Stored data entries
────────────────────────────────────────
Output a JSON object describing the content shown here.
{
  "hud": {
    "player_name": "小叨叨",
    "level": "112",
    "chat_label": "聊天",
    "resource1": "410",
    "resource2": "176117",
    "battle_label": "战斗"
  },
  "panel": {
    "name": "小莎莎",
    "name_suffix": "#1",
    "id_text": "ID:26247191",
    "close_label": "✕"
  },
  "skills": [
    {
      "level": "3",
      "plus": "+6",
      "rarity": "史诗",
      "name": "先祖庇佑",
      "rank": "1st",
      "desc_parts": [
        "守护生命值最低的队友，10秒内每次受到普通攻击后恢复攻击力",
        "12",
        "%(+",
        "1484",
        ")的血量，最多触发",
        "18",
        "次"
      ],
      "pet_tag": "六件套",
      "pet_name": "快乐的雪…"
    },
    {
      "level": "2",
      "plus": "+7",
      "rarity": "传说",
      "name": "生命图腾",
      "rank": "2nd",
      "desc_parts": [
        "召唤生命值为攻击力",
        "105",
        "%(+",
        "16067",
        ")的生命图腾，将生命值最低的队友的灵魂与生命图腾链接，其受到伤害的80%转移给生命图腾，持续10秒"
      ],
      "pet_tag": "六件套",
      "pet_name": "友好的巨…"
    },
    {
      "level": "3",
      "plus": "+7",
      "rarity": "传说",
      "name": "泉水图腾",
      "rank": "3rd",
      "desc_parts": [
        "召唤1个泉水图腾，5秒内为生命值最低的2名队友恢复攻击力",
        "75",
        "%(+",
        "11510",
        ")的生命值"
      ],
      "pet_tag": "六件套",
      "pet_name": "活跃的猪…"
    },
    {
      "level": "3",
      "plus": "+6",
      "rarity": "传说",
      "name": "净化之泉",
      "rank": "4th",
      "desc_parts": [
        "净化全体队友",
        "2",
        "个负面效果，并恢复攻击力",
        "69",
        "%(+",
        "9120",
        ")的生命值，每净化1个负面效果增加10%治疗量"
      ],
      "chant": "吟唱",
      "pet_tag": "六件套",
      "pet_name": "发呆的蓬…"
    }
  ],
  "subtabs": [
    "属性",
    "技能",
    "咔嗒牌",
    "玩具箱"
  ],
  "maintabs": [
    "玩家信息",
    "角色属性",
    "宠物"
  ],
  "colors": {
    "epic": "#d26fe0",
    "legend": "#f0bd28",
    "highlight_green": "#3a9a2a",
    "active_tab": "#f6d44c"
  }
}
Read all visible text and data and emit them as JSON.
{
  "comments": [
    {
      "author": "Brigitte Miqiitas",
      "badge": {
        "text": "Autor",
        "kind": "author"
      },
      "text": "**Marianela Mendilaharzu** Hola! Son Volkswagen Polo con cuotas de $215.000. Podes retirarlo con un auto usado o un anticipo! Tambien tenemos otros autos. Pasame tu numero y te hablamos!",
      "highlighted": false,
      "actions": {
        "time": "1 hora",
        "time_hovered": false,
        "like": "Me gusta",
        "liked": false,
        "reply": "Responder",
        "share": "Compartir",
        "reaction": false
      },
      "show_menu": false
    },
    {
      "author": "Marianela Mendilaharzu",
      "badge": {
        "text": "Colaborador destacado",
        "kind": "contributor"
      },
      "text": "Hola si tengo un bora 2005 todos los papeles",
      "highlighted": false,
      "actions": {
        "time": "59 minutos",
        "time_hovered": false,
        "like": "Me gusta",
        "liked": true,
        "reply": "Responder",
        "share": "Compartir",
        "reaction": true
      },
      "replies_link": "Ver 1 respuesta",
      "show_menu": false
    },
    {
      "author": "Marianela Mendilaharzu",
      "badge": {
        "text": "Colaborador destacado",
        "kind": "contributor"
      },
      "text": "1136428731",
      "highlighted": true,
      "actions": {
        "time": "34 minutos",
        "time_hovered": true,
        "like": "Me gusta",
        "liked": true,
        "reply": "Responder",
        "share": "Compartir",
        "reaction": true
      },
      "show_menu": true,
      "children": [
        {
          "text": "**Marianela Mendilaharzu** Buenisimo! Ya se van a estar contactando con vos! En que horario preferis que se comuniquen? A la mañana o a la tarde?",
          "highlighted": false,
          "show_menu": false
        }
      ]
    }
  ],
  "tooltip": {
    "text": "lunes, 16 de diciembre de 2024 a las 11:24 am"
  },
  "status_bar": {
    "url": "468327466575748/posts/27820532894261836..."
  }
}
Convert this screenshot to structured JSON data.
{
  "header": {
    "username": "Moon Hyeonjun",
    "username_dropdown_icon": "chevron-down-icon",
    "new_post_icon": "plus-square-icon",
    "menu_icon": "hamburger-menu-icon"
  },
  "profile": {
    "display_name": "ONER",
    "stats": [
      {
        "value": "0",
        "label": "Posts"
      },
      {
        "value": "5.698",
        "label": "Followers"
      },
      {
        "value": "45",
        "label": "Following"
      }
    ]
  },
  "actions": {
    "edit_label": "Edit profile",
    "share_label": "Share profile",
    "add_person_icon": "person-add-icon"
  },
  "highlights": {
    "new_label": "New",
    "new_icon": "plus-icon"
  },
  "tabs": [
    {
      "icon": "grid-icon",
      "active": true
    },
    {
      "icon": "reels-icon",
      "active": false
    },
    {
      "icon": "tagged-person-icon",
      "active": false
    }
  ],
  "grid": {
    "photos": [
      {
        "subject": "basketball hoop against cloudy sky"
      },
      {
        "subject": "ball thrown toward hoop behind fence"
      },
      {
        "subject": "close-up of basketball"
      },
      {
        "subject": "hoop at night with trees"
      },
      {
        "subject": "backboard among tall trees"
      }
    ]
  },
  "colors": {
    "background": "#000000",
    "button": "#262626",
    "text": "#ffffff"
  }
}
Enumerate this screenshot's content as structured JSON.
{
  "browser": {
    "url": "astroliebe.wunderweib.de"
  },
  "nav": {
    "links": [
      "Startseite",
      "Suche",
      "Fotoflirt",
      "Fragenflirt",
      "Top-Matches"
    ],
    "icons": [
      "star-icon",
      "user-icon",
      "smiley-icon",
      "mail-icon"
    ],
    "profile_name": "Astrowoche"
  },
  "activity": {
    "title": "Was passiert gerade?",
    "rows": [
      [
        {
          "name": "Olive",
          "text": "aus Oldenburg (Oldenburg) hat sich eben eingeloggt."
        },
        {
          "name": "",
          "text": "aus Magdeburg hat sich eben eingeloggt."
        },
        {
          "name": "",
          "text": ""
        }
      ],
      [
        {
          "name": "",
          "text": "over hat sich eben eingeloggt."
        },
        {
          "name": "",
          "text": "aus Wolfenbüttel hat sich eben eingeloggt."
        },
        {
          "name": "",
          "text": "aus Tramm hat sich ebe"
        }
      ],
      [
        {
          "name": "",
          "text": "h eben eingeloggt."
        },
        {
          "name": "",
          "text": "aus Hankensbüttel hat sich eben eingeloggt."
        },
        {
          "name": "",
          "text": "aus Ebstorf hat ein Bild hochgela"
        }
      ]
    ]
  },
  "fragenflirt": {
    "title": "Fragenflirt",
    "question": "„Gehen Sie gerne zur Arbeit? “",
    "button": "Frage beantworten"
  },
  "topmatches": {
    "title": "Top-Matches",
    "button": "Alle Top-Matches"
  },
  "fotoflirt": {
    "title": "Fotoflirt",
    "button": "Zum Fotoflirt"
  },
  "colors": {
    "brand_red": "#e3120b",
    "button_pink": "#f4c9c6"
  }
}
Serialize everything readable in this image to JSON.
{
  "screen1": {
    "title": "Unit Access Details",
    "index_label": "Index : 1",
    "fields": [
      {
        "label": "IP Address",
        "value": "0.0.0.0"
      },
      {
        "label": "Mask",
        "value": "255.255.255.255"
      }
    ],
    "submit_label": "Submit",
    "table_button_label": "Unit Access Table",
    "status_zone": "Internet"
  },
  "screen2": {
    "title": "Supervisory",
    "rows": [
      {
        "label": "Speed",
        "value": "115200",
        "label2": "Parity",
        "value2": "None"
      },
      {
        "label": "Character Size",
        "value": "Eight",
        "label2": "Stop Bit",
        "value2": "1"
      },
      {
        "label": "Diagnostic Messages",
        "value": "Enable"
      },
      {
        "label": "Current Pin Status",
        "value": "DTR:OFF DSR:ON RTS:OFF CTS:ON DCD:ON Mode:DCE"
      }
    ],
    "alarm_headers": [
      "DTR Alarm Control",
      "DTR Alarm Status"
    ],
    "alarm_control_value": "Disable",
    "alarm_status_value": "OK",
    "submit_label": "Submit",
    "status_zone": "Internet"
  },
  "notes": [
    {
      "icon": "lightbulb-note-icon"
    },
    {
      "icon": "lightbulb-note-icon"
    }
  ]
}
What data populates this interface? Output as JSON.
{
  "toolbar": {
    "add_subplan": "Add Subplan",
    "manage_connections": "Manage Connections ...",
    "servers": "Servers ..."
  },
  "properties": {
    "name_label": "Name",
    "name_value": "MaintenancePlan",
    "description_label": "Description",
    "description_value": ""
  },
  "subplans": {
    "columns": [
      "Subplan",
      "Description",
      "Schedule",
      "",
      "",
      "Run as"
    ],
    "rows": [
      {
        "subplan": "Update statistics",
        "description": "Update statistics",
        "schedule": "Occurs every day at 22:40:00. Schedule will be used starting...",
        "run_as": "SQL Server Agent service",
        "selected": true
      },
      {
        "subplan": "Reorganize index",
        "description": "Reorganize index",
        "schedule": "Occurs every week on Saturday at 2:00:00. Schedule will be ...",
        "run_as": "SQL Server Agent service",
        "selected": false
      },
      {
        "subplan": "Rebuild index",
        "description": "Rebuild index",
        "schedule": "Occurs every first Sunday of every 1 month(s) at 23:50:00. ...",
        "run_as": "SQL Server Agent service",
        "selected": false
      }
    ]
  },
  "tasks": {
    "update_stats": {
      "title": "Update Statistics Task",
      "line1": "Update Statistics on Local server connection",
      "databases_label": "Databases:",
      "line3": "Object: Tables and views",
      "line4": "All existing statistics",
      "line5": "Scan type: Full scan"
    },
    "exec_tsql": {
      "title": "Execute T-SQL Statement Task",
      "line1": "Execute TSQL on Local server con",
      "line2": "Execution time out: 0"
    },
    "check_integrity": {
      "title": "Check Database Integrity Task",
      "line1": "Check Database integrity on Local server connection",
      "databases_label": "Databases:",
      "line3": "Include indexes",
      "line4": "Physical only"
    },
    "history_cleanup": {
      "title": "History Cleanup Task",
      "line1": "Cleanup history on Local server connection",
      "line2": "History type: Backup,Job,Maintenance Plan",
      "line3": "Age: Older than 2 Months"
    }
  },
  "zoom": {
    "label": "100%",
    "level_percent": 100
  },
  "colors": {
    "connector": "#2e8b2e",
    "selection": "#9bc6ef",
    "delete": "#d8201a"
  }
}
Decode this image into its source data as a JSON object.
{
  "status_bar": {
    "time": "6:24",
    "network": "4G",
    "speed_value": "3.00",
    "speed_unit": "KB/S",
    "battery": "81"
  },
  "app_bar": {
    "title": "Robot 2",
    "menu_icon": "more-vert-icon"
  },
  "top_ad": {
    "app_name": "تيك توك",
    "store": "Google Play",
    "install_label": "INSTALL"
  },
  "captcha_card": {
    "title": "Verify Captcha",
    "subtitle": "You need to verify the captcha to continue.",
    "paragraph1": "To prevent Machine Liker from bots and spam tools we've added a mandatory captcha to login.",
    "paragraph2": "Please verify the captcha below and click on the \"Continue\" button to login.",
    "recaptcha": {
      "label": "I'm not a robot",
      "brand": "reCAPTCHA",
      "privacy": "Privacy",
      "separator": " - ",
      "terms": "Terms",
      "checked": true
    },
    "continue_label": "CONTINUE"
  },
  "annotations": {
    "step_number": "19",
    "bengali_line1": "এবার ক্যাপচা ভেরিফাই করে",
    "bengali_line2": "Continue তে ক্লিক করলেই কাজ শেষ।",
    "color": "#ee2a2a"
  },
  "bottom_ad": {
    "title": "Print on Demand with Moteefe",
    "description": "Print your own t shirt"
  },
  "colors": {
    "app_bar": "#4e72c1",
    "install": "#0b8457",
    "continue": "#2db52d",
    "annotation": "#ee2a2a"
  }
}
────────────────────────────────────────
§ **Written task**
Copy each line holding the word "content" from the listing above.

§ **Task answer**
Output a JSON object describing the content shown here.
Enumerate this screenshot's content as structured JSON.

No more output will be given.